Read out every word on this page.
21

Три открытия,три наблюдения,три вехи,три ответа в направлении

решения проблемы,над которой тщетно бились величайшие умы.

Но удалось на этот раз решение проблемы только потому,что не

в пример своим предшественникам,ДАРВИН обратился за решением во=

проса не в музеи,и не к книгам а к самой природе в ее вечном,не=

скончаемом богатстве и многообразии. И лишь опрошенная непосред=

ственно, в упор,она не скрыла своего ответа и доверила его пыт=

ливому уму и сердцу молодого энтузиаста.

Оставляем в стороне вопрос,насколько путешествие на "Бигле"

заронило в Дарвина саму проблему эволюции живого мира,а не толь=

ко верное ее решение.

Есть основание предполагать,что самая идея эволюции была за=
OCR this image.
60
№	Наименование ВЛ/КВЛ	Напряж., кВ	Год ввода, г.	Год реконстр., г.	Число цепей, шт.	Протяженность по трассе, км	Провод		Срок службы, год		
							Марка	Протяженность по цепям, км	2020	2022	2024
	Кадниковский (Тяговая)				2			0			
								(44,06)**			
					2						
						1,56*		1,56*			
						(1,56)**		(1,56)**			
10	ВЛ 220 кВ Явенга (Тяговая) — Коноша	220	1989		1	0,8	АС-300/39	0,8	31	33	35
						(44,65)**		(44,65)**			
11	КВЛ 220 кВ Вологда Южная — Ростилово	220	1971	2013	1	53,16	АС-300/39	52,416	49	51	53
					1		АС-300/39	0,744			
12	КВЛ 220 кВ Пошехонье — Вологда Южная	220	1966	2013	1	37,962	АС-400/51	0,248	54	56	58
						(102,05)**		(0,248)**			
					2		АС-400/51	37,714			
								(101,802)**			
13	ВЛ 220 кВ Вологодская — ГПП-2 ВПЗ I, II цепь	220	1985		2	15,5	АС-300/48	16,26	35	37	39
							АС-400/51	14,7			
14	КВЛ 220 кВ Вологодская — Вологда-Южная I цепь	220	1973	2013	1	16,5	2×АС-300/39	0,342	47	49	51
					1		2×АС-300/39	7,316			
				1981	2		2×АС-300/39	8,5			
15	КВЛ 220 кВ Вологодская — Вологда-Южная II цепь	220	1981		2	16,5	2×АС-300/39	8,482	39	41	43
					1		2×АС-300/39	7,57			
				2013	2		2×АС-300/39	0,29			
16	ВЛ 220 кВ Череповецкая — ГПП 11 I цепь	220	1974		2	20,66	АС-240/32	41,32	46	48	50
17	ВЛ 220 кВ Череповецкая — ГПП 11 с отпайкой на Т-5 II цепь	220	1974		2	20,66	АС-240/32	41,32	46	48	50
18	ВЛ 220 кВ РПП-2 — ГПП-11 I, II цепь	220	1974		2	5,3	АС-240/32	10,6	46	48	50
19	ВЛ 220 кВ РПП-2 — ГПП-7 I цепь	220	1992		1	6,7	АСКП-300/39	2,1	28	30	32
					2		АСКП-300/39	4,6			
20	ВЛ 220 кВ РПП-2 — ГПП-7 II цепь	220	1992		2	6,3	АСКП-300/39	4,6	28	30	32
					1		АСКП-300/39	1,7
———
Locate all lines in the listing above with the word "ответа". Copy them.

Три открытия,три наблюдения,три вехи,три ответа в направлении
ственно, в упор,она не скрыла своего ответа и доверила его пыт=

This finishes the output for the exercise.